*What to produce:* Repeat each line exactly, leaving nothing out.
>> BEGIN Record excerpts
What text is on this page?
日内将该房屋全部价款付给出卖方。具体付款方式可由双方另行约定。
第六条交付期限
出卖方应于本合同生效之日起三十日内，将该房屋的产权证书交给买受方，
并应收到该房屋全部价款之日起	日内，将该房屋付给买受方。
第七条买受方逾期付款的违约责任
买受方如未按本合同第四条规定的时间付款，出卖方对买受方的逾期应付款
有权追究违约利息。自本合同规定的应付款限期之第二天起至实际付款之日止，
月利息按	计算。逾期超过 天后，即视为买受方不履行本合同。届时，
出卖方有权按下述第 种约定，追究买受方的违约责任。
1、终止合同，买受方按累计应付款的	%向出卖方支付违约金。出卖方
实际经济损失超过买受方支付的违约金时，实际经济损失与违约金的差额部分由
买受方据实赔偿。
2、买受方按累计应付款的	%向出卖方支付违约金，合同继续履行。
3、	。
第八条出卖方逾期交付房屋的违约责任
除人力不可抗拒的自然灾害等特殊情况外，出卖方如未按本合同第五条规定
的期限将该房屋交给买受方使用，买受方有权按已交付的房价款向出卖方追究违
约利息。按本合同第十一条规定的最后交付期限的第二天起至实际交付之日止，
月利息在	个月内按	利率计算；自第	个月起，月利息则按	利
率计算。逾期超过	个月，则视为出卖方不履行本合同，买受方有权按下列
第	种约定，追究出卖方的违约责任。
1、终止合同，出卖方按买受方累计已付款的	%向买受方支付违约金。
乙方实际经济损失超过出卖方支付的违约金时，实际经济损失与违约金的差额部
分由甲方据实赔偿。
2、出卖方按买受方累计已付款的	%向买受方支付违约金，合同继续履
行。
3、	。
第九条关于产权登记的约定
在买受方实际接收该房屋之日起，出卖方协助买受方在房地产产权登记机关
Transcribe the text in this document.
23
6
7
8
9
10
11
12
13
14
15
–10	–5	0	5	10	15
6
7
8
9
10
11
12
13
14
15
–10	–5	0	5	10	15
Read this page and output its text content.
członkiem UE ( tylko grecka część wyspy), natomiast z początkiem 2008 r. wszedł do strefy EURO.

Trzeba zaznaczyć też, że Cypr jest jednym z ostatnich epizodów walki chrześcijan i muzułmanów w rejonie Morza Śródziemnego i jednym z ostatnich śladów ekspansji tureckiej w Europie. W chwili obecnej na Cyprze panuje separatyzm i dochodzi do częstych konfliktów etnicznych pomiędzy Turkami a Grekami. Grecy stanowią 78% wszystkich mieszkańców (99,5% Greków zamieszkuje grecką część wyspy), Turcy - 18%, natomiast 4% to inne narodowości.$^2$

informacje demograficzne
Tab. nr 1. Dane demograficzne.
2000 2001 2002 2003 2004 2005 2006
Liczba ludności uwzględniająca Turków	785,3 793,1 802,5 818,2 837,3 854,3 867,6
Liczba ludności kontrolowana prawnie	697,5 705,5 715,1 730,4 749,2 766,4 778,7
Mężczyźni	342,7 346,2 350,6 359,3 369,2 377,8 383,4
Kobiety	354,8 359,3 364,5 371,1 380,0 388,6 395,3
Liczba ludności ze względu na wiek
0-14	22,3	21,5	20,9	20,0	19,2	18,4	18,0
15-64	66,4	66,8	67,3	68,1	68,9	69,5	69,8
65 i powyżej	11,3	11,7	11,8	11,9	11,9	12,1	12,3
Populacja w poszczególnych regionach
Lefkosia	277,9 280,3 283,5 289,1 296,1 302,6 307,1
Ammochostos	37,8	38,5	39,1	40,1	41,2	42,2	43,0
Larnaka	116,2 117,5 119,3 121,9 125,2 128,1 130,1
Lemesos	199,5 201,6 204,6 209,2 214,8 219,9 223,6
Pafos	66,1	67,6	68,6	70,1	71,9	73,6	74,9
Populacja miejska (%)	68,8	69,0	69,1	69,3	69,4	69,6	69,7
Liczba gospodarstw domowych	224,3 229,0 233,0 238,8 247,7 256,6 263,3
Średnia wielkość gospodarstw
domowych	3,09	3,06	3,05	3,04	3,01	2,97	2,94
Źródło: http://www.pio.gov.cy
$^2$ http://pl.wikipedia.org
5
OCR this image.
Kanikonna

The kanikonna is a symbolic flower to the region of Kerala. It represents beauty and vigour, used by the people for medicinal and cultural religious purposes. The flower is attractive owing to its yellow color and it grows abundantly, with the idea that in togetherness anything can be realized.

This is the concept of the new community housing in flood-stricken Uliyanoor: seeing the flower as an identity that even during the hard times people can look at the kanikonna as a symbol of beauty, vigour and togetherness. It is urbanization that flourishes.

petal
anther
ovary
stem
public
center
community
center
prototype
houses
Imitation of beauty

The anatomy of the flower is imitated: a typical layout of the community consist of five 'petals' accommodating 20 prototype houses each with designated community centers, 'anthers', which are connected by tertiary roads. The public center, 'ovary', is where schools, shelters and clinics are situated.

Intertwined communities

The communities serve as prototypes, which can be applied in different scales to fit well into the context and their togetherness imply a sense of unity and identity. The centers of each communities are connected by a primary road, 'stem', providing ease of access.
>> END Record excerpts
*Result of this task:*
What text is on this page?
日内将该房屋全部价款付给出卖方。具体付款方式可由双方另行约定。
第六条交付期限
出卖方应于本合同生效之日起三十日内，将该房屋的产权证书交给买受方，
并应收到该房屋全部价款之日起	日内，将该房屋付给买受方。
第七条买受方逾期付款的违约责任
买受方如未按本合同第四条规定的时间付款，出卖方对买受方的逾期应付款
有权追究违约利息。自本合同规定的应付款限期之第二天起至实际付款之日止，
月利息按	计算。逾期超过 天后，即视为买受方不履行本合同。届时，
出卖方有权按下述第 种约定，追究买受方的违约责任。
1、终止合同，买受方按累计应付款的	%向出卖方支付违约金。出卖方
实际经济损失超过买受方支付的违约金时，实际经济损失与违约金的差额部分由
买受方据实赔偿。
2、买受方按累计应付款的	%向出卖方支付违约金，合同继续履行。
3、	。
第八条出卖方逾期交付房屋的违约责任
除人力不可抗拒的自然灾害等特殊情况外，出卖方如未按本合同第五条规定
的期限将该房屋交给买受方使用，买受方有权按已交付的房价款向出卖方追究违
约利息。按本合同第十一条规定的最后交付期限的第二天起至实际交付之日止，
月利息在	个月内按	利率计算；自第	个月起，月利息则按	利
率计算。逾期超过	个月，则视为出卖方不履行本合同，买受方有权按下列
第	种约定，追究出卖方的违约责任。
1、终止合同，出卖方按买受方累计已付款的	%向买受方支付违约金。
乙方实际经济损失超过出卖方支付的违约金时，实际经济损失与违约金的差额部
分由甲方据实赔偿。
2、出卖方按买受方累计已付款的	%向买受方支付违约金，合同继续履
行。
3、	。
第九条关于产权登记的约定
在买受方实际接收该房屋之日起，出卖方协助买受方在房地产产权登记机关
Transcribe the text in this document.
23
6
7
8
9
10
11
12
13
14
15
–10	–5	0	5	10	15
6
7
8
9
10
11
12
13
14
15
–10	–5	0	5	10	15
Read this page and output its text content.
członkiem UE ( tylko grecka część wyspy), natomiast z początkiem 2008 r. wszedł do strefy EURO.

Trzeba zaznaczyć też, że Cypr jest jednym z ostatnich epizodów walki chrześcijan i muzułmanów w rejonie Morza Śródziemnego i jednym z ostatnich śladów ekspansji tureckiej w Europie. W chwili obecnej na Cyprze panuje separatyzm i dochodzi do częstych konfliktów etnicznych pomiędzy Turkami a Grekami. Grecy stanowią 78% wszystkich mieszkańców (99,5% Greków zamieszkuje grecką część wyspy), Turcy - 18%, natomiast 4% to inne narodowości.$^2$

informacje demograficzne
Tab. nr 1. Dane demograficzne.
2000 2001 2002 2003 2004 2005 2006
Liczba ludności uwzględniająca Turków	785,3 793,1 802,5 818,2 837,3 854,3 867,6
Liczba ludności kontrolowana prawnie	697,5 705,5 715,1 730,4 749,2 766,4 778,7
Mężczyźni	342,7 346,2 350,6 359,3 369,2 377,8 383,4
Kobiety	354,8 359,3 364,5 371,1 380,0 388,6 395,3
Liczba ludności ze względu na wiek
0-14	22,3	21,5	20,9	20,0	19,2	18,4	18,0
15-64	66,4	66,8	67,3	68,1	68,9	69,5	69,8
65 i powyżej	11,3	11,7	11,8	11,9	11,9	12,1	12,3
Populacja w poszczególnych regionach
Lefkosia	277,9 280,3 283,5 289,1 296,1 302,6 307,1
Ammochostos	37,8	38,5	39,1	40,1	41,2	42,2	43,0
Larnaka	116,2 117,5 119,3 121,9 125,2 128,1 130,1
Lemesos	199,5 201,6 204,6 209,2 214,8 219,9 223,6
Pafos	66,1	67,6	68,6	70,1	71,9	73,6	74,9
Populacja miejska (%)	68,8	69,0	69,1	69,3	69,4	69,6	69,7
Liczba gospodarstw domowych	224,3 229,0 233,0 238,8 247,7 256,6 263,3
Średnia wielkość gospodarstw
domowych	3,09	3,06	3,05	3,04	3,01	2,97	2,94
Źródło: http://www.pio.gov.cy
$^2$ http://pl.wikipedia.org
5
OCR this image.
Kanikonna

The kanikonna is a symbolic flower to the region of Kerala. It represents beauty and vigour, used by the people for medicinal and cultural religious purposes. The flower is attractive owing to its yellow color and it grows abundantly, with the idea that in togetherness anything can be realized.

This is the concept of the new community housing in flood-stricken Uliyanoor: seeing the flower as an identity that even during the hard times people can look at the kanikonna as a symbol of beauty, vigour and togetherness. It is urbanization that flourishes.

petal
anther
ovary
stem
public
center
community
center
prototype
houses
Imitation of beauty

The anatomy of the flower is imitated: a typical layout of the community consist of five 'petals' accommodating 20 prototype houses each with designated community centers, 'anthers', which are connected by tertiary roads. The public center, 'ovary', is where schools, shelters and clinics are situated.

Intertwined communities

The communities serve as prototypes, which can be applied in different scales to fit well into the context and their togetherness imply a sense of unity and identity. The centers of each communities are connected by a primary road, 'stem', providing ease of access.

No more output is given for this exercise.